+++ EXCERPTED TEXT

He tried to avoid American intervention.
Even after the Maine exploded, he was cautious and measured with every public statement.
In fact, the official position of the White House until the Navy came back with its report was that the main may have been destroyed as the result of an accident.
Even after the Navy report, McKinley bided his time and was careful not to simply blame the Spanish, like so many of the Hearst and Pulitzer newspapers were doing.
This careful, pragmatic approach won him no fans.
In fact, he was excoriated from every side of the aisle.
Between the destruction of the main and the ultimate declaration of war, McKinley's popularity was at an all-time low.
There are even reports of pictures of the president being booed at public events.
But the best research shows that after the destruction of the main, while McKinley was publicly calling for calm and a measured, facts-based approach, he was quietly preparing for war.
Even before the final Navy report on the main was completed, McKinley had drummed up support in Congress to get $50 million set aside for national defense.
America's Pacific fleet was also quietly moved from harbor in Japan to Hong Kong.
with orders to prepare for a potential attack on the Philippines.
Now,
this could potentially be explained as responsible planning, but there's good evidence that McKinley believed that the destruction of the Maine would require a military response.
It may not have been the Spanish who destroyed the vessel, but it looked like the chaos caused by the Cuban war had led to the tragedy.
America had been threatening intervention for too long not to act after the Maine.

++++++
+++ DATA FOR THIS TASK

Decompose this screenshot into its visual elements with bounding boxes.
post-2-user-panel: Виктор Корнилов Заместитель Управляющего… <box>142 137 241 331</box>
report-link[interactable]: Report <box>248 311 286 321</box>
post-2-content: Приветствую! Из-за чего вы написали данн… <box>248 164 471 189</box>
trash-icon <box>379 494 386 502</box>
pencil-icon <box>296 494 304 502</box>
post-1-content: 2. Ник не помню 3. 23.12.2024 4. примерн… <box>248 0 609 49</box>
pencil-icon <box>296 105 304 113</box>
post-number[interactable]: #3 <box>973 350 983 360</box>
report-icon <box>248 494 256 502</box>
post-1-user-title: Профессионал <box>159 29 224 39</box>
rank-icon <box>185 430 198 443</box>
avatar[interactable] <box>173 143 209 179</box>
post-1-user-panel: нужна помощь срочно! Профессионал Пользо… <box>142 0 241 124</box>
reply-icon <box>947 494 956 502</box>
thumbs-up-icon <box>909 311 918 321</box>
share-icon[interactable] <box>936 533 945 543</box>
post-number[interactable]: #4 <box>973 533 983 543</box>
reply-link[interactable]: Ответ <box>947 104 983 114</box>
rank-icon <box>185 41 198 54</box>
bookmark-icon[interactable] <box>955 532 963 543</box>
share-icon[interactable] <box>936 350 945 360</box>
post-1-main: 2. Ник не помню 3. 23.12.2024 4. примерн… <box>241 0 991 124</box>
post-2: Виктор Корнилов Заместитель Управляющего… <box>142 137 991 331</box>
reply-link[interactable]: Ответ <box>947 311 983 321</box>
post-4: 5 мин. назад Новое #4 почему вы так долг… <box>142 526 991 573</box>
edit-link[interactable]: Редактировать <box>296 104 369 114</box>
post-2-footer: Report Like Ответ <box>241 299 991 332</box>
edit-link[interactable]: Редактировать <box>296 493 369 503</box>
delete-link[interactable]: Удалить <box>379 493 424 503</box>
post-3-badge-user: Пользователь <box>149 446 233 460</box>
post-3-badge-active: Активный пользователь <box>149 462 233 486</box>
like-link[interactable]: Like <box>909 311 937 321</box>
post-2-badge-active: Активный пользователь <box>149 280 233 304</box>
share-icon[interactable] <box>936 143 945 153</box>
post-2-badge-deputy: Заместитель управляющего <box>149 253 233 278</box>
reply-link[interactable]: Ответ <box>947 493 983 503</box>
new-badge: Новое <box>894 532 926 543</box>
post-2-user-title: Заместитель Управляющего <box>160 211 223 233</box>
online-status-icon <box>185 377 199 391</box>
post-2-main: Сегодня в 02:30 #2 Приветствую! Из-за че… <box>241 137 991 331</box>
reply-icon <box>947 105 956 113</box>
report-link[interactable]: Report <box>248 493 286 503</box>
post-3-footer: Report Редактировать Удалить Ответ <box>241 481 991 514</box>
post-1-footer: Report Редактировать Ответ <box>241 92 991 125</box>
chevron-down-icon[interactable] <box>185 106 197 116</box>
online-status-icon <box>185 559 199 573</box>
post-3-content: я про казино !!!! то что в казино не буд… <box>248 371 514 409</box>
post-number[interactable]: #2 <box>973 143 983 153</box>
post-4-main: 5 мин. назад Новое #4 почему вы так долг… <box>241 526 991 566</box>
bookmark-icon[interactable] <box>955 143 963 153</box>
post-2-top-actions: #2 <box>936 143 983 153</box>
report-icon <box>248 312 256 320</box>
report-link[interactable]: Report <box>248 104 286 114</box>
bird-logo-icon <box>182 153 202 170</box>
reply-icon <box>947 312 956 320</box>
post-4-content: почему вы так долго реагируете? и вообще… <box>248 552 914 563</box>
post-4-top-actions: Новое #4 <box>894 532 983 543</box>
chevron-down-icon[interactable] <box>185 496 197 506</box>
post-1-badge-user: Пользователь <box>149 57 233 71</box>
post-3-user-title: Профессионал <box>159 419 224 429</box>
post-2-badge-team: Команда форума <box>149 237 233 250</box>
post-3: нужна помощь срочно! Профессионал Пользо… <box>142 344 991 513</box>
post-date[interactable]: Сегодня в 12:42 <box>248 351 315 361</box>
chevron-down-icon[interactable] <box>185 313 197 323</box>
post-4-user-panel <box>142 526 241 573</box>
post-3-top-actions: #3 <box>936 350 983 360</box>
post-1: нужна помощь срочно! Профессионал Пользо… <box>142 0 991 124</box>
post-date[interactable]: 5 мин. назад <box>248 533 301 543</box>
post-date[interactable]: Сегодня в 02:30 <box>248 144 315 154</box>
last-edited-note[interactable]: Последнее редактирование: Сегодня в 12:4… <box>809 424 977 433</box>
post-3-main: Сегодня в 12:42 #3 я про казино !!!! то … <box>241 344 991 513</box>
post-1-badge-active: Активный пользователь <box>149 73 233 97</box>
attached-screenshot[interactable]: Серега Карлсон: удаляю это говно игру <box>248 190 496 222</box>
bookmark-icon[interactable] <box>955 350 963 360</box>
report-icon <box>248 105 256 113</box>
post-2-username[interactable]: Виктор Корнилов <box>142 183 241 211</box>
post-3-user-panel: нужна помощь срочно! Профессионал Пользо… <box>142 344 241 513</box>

++++++

PROBLEMS
**1)** Can you return the entries word for word, starting with the first line and going on through the line that contains "report-icon <box>248 494 256 502</box>", including that line?
**2)** Can you continue the passage about McKinley and the sinking of the Maine from where it stops?

FINAL RESULTS
**1)**
Decompose this screenshot into its visual elements with bounding boxes.
post-2-user-panel: Виктор Корнилов Заместитель Управляющего… <box>142 137 241 331</box>
report-link[interactable]: Report <box>248 311 286 321</box>
post-2-content: Приветствую! Из-за чего вы написали данн… <box>248 164 471 189</box>
trash-icon <box>379 494 386 502</box>
pencil-icon <box>296 494 304 502</box>
post-1-content: 2. Ник не помню 3. 23.12.2024 4. примерн… <box>248 0 609 49</box>
pencil-icon <box>296 105 304 113</box>
post-number[interactable]: #3 <box>973 350 983 360</box>
report-icon <box>248 494 256 502</box>

**2)**
So it was that on April 20th, the American Congress authorized the American military to intervene in Cuba.
Notably, this was not a declaration of war against Spain.
Instead, the carefully worded Teller Amendment, as it became known, read, quote,
The people of Cuba are and are of a right to be free and independent.
The United States hereby disclaims any disposition to exercise sovereignty over said island, except for the pacification thereof, and asserts its determination when that is accomplished to leave the government and control of the island to its people.
America's official position was that it was going to pacify Cuba, but also that it recognized Cuban independence.
So while this was not a technical declaration of war on Spain, it was a de facto declaration of war.
The Spanish responded with a proper declaration of war, and the conflict was on.
The phrase, except for the pacification thereof in the Teller Amendment, would end up doing a lot of heavy lifting.
After the arrival of the American military, it would be many years before Cuba would resemble anything like a sovereign nation.
And notably, these promises of sovereignty would not apply to many of the other Spanish colonies that the United States managed to capture during this conflict.
You see, while historians like Joseph A.
Fry and Richard Hamilton are right to question the assertion that the needs of the growing American economy and the avarice of big business pushed America towards the war, there was a clear change in attitude once the war was on.
Both the president and America's industrialists started to see the conflict as an opportunity.
Very quickly, the Spanish-American war went from being about ending a humanitarian crisis in Cuba to America seizing and holding as much of the former Spanish Empire as possible, especially in the Pacific.
You see, while McKinley had a sincere distaste for the horrors of war, he clearly gained a taste for the spoils of empire.
As Scott Miller explains in his book, The President and the Assassin, quote, the conflict with Spain presented McKinley with a chance to open more territory to American commerce than had ever been dreamed of.
Spain's entire empire, perfectly positioned for building a bridge across the Pacific, was there for the taking.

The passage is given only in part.